▶ _Your instructions_: Find how many lines in the material hold the word "name", then state that number and nothing more.

▶ _Input data_:
----------
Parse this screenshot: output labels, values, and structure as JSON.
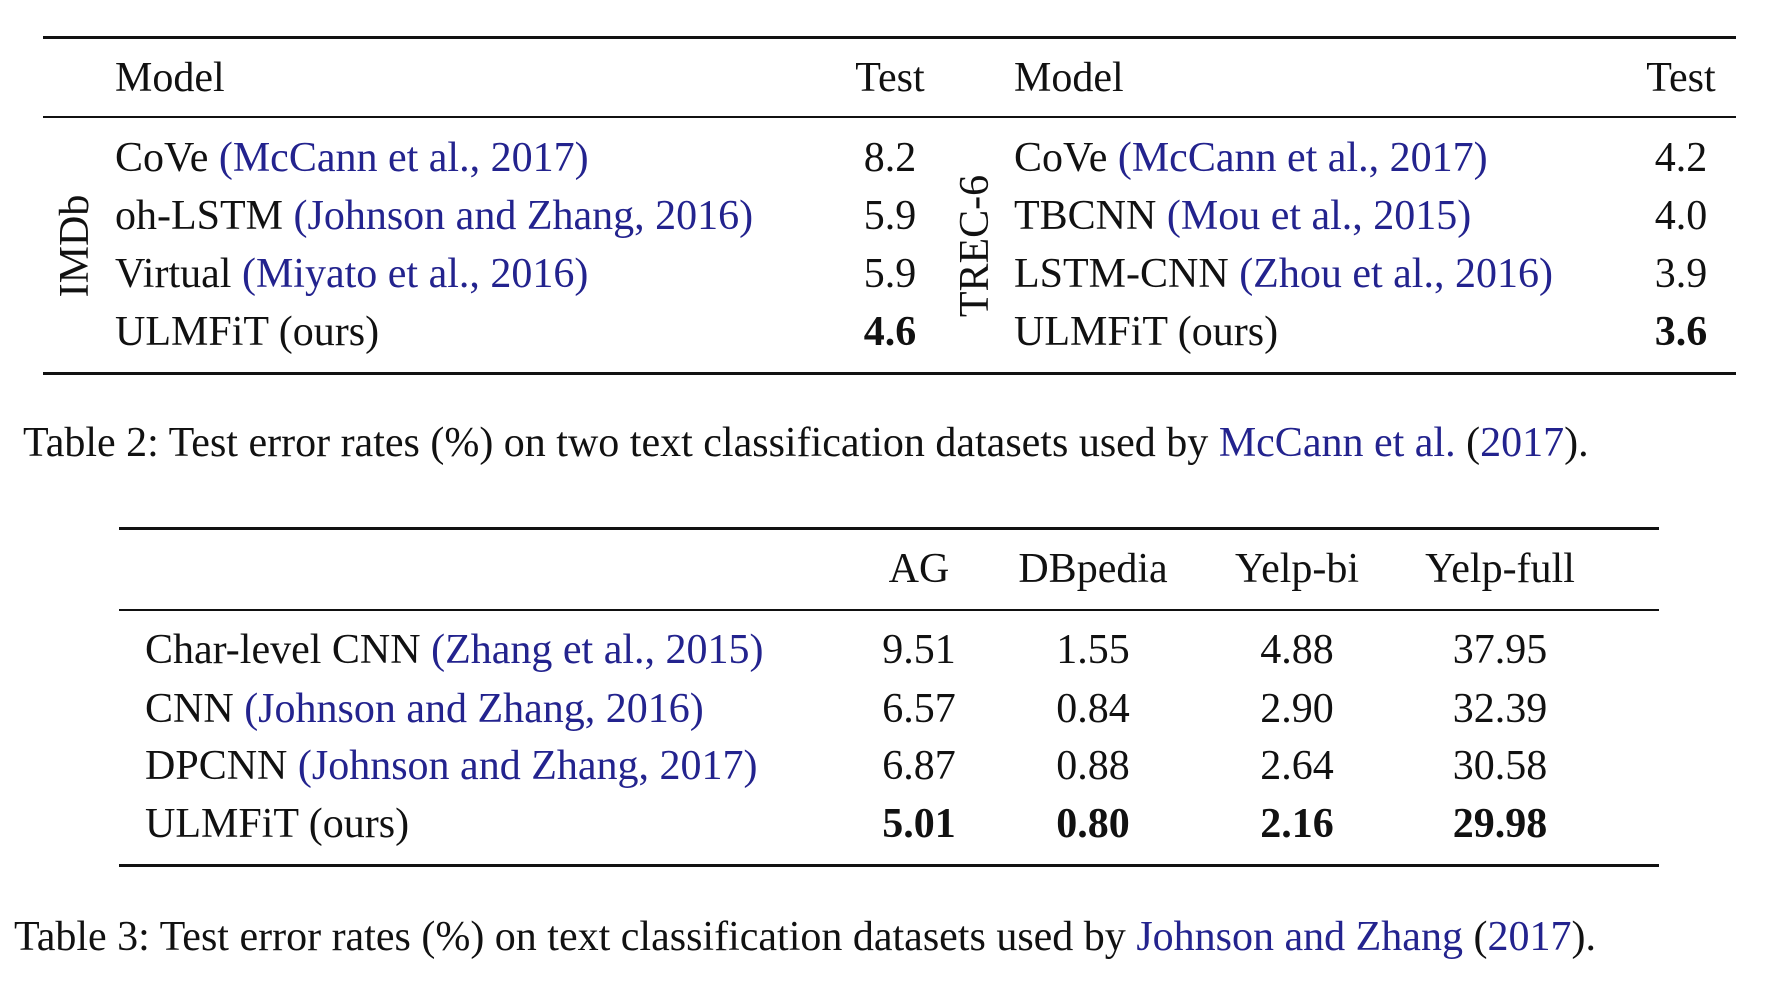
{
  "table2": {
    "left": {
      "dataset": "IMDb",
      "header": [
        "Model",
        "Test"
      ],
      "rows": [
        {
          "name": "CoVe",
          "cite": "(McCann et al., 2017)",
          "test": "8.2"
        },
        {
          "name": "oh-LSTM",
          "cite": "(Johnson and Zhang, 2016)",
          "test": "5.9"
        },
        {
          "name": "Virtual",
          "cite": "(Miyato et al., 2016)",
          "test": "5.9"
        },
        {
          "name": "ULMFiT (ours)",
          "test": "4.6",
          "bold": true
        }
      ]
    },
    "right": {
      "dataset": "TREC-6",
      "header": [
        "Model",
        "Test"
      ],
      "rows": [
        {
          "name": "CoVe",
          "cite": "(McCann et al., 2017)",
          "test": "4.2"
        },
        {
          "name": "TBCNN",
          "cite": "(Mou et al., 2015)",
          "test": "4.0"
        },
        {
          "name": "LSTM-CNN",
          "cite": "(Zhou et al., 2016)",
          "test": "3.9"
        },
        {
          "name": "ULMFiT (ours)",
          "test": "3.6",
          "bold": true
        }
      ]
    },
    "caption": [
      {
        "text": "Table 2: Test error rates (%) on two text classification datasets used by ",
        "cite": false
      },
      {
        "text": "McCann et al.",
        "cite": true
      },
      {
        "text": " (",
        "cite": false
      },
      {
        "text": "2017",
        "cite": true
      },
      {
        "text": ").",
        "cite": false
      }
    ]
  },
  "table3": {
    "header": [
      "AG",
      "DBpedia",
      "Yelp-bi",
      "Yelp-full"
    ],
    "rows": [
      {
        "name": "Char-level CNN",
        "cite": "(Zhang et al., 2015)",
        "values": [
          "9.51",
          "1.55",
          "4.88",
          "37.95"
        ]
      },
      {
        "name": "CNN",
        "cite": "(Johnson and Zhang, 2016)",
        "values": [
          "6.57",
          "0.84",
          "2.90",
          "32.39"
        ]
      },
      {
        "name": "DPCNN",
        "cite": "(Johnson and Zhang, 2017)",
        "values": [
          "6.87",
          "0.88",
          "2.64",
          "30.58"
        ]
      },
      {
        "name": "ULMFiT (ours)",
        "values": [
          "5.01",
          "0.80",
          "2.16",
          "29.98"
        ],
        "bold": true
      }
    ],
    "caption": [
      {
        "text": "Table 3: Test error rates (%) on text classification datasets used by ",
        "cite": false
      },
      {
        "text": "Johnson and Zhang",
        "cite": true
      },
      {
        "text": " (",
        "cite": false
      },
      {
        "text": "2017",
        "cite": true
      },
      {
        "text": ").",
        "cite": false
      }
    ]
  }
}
----------
▶ _Exercise response_: 12